Please tally the rows below that contain the string "Spectral", counting only case-exact matches, and reply with the number alone.

• **Raw data**
:::::
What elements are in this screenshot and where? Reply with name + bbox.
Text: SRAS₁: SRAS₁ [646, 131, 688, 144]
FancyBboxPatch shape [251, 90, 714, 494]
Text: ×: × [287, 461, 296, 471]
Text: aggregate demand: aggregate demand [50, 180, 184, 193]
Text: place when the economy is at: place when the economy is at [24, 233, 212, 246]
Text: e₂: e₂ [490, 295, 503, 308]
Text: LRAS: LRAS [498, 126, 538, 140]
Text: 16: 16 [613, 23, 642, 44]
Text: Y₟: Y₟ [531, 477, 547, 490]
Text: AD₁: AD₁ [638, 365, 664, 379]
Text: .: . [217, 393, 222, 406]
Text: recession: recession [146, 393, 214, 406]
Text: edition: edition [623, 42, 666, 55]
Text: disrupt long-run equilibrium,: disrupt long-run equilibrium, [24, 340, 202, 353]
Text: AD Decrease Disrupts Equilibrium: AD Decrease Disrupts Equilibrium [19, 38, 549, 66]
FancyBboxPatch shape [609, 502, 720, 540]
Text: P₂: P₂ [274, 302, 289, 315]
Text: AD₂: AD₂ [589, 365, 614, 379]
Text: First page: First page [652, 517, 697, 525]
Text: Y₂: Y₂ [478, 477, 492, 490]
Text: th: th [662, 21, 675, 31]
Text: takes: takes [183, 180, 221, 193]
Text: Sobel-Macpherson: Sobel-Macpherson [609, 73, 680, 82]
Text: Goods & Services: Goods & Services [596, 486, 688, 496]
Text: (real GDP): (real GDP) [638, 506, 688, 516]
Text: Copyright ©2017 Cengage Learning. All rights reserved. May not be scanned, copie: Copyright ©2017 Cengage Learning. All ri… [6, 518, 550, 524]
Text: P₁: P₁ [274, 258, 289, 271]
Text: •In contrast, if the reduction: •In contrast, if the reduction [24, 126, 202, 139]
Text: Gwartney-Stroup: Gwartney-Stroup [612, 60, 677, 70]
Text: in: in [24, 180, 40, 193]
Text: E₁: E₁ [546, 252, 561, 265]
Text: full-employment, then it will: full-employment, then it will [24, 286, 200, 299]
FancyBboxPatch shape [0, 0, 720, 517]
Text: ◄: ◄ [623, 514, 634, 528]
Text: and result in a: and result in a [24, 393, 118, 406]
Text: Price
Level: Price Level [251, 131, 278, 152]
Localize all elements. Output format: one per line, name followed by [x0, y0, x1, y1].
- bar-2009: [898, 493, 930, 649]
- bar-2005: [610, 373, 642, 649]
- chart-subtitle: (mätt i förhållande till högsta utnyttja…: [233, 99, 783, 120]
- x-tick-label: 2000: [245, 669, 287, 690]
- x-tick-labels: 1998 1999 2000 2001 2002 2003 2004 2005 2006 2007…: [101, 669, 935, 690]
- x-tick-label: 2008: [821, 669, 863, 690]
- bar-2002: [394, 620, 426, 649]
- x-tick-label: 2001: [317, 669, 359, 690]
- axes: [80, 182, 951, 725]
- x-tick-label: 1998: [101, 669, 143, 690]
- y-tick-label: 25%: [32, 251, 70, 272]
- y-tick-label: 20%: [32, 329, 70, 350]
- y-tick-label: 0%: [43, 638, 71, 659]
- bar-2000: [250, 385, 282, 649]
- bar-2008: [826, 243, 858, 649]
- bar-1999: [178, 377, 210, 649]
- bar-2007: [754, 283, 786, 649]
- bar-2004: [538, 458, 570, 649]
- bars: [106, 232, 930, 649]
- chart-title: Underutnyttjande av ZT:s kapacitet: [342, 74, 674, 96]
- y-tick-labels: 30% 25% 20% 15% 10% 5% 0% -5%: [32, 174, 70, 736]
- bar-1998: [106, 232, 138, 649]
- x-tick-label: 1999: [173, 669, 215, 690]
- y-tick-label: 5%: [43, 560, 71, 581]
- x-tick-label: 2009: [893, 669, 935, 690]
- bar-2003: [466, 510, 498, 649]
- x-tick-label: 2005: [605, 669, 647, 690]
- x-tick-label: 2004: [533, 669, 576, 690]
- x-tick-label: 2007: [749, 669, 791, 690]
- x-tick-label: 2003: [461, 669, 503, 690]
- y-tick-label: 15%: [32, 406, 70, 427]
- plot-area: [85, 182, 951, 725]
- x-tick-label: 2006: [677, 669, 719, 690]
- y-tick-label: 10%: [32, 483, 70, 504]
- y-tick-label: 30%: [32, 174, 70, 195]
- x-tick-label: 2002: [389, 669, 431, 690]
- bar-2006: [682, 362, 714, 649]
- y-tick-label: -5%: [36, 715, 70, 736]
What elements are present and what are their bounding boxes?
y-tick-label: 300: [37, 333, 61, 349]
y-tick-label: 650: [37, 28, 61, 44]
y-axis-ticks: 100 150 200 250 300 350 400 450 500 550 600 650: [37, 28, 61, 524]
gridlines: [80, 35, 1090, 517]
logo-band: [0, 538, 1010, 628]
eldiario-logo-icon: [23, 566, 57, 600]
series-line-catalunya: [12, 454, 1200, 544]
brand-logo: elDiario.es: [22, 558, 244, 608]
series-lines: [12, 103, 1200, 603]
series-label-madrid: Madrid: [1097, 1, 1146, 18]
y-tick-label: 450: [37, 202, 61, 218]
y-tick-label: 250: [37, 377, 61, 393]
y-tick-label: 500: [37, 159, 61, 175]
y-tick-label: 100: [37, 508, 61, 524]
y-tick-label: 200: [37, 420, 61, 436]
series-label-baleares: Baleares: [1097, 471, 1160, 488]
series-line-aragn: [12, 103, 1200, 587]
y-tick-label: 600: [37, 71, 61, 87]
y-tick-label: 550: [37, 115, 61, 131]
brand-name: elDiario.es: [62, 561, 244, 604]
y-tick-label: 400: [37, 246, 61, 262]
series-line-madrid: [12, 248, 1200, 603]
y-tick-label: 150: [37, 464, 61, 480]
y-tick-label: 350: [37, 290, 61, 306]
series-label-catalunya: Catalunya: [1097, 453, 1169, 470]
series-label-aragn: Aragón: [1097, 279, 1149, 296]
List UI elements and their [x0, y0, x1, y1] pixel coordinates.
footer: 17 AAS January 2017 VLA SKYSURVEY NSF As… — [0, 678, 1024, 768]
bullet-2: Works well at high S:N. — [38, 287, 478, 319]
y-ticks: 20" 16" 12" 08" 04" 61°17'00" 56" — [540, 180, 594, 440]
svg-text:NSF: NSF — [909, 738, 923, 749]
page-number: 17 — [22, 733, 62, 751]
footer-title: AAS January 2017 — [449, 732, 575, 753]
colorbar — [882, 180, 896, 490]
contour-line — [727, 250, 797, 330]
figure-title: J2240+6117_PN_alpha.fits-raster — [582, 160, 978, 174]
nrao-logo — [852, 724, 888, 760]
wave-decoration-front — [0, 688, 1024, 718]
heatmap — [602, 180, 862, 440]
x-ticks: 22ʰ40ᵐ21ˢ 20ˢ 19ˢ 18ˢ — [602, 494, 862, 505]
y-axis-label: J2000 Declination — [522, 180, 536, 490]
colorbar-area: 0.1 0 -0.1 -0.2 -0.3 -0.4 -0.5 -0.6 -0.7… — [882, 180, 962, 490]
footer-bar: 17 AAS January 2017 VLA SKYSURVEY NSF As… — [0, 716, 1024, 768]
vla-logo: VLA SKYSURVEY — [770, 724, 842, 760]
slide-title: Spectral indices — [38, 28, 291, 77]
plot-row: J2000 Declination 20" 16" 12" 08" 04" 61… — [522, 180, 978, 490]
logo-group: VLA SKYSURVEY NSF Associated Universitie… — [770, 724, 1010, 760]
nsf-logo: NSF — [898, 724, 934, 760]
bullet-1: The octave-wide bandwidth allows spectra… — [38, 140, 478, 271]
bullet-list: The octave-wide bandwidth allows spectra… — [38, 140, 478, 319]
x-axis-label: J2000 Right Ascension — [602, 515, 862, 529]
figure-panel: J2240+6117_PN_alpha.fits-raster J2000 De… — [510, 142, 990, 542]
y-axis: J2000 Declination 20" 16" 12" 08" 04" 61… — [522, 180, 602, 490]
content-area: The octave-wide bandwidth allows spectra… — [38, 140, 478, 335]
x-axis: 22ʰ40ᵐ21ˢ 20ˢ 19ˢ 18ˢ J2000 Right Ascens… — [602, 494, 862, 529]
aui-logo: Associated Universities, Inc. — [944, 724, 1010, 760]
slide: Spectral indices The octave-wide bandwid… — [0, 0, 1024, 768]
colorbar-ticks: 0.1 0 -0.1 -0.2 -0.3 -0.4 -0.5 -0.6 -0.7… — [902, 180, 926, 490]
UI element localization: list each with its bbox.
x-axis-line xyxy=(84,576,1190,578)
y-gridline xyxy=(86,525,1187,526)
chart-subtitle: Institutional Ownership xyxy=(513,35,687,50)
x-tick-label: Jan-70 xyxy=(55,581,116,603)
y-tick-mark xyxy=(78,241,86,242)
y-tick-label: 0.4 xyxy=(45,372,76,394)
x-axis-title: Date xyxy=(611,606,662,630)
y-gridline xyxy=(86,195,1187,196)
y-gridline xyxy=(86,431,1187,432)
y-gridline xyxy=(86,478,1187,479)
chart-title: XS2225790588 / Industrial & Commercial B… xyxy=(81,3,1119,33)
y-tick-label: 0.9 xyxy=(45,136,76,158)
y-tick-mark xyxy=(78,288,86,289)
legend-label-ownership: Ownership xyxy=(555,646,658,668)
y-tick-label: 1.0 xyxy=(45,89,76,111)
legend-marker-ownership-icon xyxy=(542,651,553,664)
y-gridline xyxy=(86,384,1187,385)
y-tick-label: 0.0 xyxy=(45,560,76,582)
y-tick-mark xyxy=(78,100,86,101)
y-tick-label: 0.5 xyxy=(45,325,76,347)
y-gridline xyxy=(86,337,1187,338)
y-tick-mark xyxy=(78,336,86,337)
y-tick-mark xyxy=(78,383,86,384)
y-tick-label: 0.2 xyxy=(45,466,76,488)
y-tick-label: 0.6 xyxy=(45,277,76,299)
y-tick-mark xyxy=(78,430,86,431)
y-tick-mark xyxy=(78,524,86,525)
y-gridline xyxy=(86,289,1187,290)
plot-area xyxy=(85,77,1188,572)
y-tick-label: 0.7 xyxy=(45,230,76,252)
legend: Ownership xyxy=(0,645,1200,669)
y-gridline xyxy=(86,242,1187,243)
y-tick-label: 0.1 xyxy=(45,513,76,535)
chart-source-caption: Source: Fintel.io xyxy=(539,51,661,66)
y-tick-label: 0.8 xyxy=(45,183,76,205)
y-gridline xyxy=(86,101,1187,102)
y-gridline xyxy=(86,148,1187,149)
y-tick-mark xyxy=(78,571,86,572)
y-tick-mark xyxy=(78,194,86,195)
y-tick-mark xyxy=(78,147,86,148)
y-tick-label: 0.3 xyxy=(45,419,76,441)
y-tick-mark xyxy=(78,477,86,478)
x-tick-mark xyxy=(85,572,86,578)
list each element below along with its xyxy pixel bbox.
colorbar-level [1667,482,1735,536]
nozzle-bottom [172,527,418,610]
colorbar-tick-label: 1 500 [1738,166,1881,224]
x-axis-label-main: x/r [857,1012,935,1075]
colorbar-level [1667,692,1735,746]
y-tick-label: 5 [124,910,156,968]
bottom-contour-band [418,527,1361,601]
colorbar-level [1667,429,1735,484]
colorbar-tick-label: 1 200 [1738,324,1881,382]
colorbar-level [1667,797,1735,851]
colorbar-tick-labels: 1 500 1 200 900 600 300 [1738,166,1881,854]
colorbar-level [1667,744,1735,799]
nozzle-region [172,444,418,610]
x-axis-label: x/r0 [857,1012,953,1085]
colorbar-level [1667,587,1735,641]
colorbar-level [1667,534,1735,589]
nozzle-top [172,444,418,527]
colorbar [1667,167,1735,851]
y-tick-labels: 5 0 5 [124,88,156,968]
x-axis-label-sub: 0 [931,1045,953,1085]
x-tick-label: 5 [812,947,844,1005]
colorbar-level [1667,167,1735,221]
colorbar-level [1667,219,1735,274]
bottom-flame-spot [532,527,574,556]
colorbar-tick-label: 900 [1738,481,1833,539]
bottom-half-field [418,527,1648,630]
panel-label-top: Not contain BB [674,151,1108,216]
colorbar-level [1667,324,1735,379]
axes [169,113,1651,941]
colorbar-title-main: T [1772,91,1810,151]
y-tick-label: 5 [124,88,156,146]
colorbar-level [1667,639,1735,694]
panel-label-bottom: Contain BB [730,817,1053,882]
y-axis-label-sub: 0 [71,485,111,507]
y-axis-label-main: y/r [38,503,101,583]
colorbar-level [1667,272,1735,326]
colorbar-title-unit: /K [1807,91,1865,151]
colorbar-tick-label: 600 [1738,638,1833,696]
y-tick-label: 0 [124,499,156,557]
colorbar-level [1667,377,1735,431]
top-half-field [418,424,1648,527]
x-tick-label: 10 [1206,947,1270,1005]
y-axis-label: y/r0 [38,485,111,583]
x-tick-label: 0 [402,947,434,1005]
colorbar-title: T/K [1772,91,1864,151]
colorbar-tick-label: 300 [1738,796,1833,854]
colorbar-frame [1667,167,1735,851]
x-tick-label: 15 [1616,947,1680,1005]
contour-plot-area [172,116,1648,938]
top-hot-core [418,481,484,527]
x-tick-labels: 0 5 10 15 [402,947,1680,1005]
:::::
• **Task response**
2